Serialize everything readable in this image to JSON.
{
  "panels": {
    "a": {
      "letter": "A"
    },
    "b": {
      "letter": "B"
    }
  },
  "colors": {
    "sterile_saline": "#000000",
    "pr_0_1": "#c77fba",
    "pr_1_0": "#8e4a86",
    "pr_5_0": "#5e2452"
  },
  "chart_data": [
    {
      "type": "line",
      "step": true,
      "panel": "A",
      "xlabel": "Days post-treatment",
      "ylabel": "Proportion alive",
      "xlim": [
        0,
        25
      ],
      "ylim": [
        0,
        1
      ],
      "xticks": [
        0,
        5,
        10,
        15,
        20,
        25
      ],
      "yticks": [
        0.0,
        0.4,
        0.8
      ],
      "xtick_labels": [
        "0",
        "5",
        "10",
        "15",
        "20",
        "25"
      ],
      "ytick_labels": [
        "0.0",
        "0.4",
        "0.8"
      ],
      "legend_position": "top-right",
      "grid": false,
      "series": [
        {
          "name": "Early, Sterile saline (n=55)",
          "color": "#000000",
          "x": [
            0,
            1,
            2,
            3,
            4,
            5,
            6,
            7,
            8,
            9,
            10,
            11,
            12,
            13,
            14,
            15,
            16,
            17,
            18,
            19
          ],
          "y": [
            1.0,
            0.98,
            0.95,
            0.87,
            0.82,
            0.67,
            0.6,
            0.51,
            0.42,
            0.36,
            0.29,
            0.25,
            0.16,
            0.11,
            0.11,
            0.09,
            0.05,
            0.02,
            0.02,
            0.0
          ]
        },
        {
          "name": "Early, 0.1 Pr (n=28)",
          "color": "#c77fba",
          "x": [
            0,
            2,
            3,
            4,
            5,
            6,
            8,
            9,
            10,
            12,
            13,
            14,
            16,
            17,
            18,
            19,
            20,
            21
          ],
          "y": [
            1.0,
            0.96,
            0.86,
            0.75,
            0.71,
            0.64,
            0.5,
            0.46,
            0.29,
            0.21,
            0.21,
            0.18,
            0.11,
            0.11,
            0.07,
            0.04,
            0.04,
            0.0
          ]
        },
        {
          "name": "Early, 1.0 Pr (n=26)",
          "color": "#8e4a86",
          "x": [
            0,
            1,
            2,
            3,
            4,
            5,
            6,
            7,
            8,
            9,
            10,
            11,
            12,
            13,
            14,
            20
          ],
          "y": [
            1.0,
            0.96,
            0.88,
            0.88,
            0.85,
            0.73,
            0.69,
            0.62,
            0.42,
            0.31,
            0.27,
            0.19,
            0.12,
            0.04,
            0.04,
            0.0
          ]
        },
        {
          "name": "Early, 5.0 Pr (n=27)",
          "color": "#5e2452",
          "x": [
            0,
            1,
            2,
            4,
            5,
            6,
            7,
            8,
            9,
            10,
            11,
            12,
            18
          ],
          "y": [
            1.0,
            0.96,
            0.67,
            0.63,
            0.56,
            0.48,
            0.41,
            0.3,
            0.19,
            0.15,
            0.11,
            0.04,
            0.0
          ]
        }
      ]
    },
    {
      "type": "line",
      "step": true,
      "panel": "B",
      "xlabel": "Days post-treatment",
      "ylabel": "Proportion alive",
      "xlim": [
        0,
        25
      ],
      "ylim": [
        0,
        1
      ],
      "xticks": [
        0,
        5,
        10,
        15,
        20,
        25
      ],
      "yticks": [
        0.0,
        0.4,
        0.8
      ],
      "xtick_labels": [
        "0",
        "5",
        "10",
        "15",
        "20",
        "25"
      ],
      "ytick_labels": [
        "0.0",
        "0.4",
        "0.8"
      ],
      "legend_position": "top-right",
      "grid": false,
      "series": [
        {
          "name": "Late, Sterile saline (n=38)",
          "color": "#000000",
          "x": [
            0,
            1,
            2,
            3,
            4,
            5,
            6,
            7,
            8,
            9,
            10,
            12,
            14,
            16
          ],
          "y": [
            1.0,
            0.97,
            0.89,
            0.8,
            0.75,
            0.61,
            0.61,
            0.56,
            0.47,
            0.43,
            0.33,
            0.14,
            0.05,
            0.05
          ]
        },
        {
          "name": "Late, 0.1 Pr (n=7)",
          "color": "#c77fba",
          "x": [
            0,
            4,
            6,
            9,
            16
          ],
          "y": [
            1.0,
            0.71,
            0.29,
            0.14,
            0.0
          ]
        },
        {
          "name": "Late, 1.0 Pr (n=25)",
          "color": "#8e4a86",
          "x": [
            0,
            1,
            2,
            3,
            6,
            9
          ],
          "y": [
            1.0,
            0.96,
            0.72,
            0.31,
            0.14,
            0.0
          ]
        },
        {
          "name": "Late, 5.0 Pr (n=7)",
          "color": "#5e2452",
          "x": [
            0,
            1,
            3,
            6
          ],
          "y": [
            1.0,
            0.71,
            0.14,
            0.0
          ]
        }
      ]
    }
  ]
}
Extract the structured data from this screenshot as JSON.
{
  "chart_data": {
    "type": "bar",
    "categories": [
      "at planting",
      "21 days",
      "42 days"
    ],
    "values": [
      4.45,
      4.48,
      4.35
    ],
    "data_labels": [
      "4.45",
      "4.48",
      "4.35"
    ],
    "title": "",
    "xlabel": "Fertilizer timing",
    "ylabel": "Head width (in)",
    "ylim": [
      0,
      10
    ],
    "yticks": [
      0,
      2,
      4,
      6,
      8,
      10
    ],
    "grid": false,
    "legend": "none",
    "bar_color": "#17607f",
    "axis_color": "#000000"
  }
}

:: STATED PROBLEM ::
Go through the data and gather every line that holds "Early".

:: TASK OUTPUT ::
          "name": "Early, Sterile saline (n=55)",
          "name": "Early, 0.1 Pr (n=28)",
          "name": "Early, 1.0 Pr (n=26)",
          "name": "Early, 5.0 Pr (n=27)",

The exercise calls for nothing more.